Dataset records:
----------

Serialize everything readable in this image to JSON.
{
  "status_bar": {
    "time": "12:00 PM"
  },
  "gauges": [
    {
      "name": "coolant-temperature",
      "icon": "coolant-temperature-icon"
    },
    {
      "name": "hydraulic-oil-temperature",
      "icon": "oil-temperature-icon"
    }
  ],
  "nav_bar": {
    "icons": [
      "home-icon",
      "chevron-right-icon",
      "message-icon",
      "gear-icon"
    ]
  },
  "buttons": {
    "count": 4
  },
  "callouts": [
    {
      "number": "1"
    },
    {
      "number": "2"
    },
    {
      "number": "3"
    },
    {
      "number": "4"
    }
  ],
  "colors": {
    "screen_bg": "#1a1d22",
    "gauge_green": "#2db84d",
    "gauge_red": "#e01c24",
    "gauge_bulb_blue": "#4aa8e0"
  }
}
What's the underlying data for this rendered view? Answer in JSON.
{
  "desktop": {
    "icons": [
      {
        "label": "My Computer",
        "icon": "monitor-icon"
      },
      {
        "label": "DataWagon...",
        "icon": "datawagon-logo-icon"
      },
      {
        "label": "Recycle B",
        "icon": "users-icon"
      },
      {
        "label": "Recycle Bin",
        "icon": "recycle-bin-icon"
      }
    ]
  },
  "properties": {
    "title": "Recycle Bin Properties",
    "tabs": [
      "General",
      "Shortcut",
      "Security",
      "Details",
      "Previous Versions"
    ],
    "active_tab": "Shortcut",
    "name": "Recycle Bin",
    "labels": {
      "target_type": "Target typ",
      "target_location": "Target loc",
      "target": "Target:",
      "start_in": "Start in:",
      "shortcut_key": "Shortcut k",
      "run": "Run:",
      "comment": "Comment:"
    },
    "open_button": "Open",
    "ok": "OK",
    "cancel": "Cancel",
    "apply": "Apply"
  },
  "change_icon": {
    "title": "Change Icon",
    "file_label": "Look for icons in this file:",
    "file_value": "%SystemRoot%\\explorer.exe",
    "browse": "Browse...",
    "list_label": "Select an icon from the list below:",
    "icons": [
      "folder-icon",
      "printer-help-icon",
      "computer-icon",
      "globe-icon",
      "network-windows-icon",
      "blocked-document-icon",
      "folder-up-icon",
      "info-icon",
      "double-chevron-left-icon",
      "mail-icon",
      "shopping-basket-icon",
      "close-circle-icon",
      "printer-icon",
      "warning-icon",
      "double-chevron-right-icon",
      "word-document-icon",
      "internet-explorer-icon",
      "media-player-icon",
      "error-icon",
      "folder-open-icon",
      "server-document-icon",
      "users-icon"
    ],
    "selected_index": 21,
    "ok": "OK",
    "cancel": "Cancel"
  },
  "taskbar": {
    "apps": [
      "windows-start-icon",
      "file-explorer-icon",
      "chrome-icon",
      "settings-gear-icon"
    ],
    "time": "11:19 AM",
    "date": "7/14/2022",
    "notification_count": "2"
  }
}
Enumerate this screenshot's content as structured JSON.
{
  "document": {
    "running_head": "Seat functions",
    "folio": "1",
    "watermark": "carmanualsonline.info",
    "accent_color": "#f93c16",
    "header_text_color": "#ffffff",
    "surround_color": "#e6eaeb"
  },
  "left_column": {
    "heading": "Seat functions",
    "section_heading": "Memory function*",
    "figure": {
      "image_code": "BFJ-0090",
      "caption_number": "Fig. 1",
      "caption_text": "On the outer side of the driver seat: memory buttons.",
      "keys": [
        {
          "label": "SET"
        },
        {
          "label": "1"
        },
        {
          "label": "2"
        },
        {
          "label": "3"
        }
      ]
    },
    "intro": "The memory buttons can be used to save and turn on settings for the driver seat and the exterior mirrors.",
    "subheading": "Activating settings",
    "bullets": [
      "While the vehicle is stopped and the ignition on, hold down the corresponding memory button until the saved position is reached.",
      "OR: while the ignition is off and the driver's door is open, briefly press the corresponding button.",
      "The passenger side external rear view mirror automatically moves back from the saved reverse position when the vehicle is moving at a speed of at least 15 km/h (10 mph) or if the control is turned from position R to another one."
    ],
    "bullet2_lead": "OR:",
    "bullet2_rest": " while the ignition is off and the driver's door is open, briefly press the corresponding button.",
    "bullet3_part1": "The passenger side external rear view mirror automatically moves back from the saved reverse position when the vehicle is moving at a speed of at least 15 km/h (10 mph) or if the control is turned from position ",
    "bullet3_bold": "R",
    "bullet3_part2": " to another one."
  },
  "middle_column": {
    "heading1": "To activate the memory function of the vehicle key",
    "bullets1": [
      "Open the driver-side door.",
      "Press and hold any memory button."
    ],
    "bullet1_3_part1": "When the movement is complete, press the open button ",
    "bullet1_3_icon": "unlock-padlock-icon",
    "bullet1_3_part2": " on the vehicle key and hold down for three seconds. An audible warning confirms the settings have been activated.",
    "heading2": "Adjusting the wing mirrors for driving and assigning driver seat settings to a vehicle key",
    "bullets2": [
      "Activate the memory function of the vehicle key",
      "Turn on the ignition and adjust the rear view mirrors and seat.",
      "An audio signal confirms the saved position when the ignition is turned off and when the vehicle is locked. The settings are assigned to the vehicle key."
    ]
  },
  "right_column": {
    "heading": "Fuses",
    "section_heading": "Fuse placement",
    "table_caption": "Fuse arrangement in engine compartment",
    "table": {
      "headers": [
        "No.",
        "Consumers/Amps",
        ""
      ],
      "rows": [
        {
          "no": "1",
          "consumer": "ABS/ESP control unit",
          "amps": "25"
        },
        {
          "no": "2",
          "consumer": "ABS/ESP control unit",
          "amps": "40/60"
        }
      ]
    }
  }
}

----------

- _OBJECTIVE_
Across the entries, how many lines contain "corresponding"? Reply with the number only.

- _TASK ANSWER_
3